• [Kutipan Sumber]
● ● ●

Manusia rakus, buminya jadi rusak. Musibah ini salah satunya akibat kebijakan pemerintah yang tidak melindungi hutan.
Foto: akun X @dsuperboy
Setiap kali wilayah negara ini kembali diterjang banjir bandang, longsor, dan kerusakan besar seperti yang terjadi di Aceh, Sumatera Utara, dan Sumatera Barat dalam beberapa pekan terakhir, istilah yang langsung mengemuka adalah terjadinya “bencana alam”. Kata yang tampak sederhana itu seolah menegaskan bahwa alam sedang murka, bahwa kehancuran adalah sesuatu yang tiba-tiba dan tak terduga. Namun, ketika kita mencermatinya lebih dalam, istilah “bencana alam” sesungguhnya membuka selubung problem yang lebih kompleks berupa struktur kuasa, keputusan tata ruang, dan pola ekonomi politik yang telah lama memproduksi kerentanan.
Kuasa Bahasa
Secara kebahasaan, kata “bencana” memberi penanda moral terhadap suatu peristiwa buruk. Ketika disandingkan dengan “alam”, ia mengalihkan sumber tanggung jawab dari tindakan manusia ke gejala alam. Padahal hujan, gempa, atau pasang air laut tidak pernah menjadi masalah pada dirinya sendiri.
Yang menjadikannya bencana adalah ketika sungai yang disempitkan tidak mampu menampung debit air, ketika gambut yang dikeringkan berubah menjadi lahan rentan terbakar, atau ketika lereng yang digunduli kehilangan daya ikat tanahnya. Dalam kajian linguistik, mekanisme ini disebut naturalizing effect – bahasa membuat ketimpangan yang dibangun manusia tampak wajar, seolah bencana adalah sesuatu yang alami dan terpisah dari keputusan sosial.

● ● ●

• [Latihan Singkat A] Kembalikan tanpa perubahan seluruh bagian tulisan mengenai istilah bencana alam, mulai dari "Kuasa Bahasa" sampai dengan "pada dirinya sendiri.".
• [Latihan Singkat B] Lanjutkan tulisan mengenai istilah bencana alam, dimulai sesudah kalimat terakhir yang ditampilkan.

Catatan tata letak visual

● ● ●

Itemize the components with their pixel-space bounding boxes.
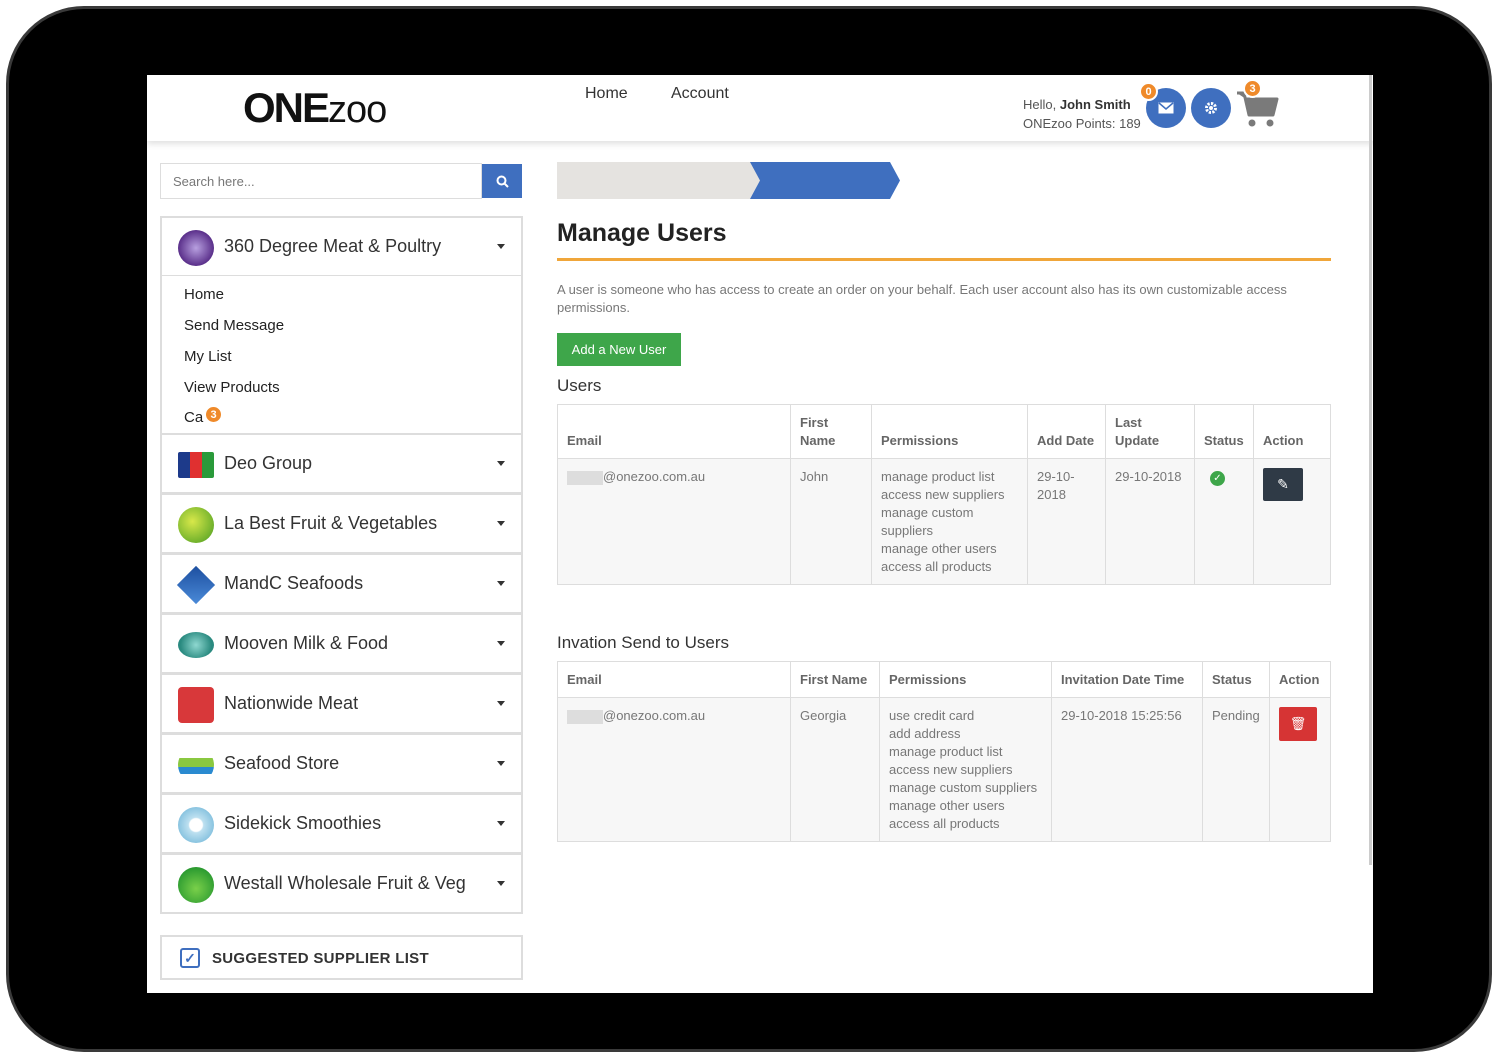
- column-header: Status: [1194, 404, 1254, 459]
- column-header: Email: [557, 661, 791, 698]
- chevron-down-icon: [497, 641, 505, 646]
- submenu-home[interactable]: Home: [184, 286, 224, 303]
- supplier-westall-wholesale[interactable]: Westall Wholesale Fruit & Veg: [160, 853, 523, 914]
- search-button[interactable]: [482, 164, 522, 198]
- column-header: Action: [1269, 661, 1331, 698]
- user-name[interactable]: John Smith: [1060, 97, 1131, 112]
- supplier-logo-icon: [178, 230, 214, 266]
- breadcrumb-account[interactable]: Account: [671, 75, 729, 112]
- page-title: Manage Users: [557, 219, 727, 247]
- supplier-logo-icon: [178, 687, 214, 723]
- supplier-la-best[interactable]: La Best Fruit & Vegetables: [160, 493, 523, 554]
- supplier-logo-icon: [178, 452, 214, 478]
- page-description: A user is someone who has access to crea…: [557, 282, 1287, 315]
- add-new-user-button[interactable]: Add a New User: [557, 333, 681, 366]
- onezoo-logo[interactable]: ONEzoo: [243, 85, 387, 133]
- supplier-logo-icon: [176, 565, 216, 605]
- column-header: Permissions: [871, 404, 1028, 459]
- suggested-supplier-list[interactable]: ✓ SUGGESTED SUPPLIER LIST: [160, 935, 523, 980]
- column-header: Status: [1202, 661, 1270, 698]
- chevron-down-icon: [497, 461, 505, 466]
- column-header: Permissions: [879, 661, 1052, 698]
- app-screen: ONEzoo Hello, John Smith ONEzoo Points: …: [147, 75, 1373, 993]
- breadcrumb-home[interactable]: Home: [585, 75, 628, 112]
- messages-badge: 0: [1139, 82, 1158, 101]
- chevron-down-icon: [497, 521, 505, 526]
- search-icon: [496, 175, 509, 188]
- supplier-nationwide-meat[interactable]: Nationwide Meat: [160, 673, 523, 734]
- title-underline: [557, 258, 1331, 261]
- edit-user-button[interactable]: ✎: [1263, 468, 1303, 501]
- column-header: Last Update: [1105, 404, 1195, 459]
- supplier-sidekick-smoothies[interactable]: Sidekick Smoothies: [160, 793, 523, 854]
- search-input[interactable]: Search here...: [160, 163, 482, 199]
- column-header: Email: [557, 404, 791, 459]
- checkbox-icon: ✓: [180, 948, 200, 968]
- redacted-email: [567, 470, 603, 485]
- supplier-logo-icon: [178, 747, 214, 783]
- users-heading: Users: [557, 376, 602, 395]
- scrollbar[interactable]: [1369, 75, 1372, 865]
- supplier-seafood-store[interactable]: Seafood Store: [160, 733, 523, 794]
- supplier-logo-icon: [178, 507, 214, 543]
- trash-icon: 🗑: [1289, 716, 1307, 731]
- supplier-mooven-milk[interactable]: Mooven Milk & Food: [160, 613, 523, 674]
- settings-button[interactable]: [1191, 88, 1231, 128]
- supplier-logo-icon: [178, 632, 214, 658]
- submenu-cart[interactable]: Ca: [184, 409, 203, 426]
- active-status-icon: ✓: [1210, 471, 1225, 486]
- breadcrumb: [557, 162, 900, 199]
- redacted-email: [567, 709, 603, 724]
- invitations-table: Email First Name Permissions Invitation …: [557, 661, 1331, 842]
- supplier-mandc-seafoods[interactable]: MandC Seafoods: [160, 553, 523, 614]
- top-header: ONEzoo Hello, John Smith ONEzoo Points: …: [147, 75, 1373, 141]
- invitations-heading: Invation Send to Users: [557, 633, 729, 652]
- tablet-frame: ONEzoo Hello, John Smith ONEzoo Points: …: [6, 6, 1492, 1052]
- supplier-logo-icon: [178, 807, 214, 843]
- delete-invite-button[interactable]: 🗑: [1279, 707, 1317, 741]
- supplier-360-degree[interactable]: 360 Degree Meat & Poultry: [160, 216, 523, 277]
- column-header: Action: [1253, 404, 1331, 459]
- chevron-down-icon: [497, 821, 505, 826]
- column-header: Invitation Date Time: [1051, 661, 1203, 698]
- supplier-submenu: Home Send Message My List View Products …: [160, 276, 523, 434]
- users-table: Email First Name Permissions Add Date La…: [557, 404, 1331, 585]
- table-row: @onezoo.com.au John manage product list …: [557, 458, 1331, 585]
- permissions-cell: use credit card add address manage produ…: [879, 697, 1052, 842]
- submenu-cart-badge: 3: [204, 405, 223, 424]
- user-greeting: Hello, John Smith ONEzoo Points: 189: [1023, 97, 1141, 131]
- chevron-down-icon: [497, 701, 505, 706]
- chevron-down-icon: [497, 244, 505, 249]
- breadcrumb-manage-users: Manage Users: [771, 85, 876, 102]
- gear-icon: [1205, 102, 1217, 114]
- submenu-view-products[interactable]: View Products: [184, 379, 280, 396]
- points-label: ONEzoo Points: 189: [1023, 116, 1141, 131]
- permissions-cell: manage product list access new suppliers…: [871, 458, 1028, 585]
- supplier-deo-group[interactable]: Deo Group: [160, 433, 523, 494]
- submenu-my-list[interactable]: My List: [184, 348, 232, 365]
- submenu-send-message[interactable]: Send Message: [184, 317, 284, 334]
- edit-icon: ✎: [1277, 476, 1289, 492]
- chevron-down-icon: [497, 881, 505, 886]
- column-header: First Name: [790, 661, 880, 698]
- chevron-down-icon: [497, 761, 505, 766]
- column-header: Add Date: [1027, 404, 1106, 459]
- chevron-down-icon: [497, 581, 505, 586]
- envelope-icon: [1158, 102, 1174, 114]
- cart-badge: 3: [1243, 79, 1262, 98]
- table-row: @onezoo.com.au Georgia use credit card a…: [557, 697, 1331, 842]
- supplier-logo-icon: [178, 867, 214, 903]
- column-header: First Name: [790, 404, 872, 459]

● ● ●

• [Hasil Latihan A]
Kuasa Bahasa
Secara kebahasaan, kata “bencana” memberi penanda moral terhadap suatu peristiwa buruk. Ketika disandingkan dengan “alam”, ia mengalihkan sumber tanggung jawab dari tindakan manusia ke gejala alam. Padahal hujan, gempa, atau pasang air laut tidak pernah menjadi masalah pada dirinya sendiri.

• [Hasil Latihan B]
Dalam konteks Indonesia, cara pandang ini memiliki jejak sejarah panjang. Sejak masa pembangunan Orde Baru, kerusakan lingkungan sering dianggap sebagai akibat sampingan dari pertumbuhan ekonomi. Istilah “bencana alam” menguntungkan negara karena menempatkan penyebab di luar ranah kebijakan.
Ia membuat publik tidak lagi bertanya siapa yang memberi izin tambang di hulu? Siapa yang membiarkan konsesi sawit masuk ke kawasan lindung? Siapa yang menutup mata terhadap praktik ilegal yang berjalan bertahun-tahun? Dengan demikian, bahasa bekerja bukan hanya sebagai penjelas peristiwa, tetapi sebagai alat yang mengaburkan jejak kekuasaan.
Harrison Ford saat mewawancarai Menteri Kehutanan saat itu, Zulkifli Hasan. 12 tahun silam.
Persoalan ini menjadi semakin terang ketika kita mengingat kembali dokumenter Years of Living Dangerously (2013), khususnya momen ketika Harrison Ford mewawancarai Menteri Kehutanan saat itu, Zulkifli Hasan. Dalam kunjungannya ke Tesso Nilo, Ford memperlihatkan betapa cepat hutan—bahkan kawasan taman nasional—diubah menjadi kebun sawit.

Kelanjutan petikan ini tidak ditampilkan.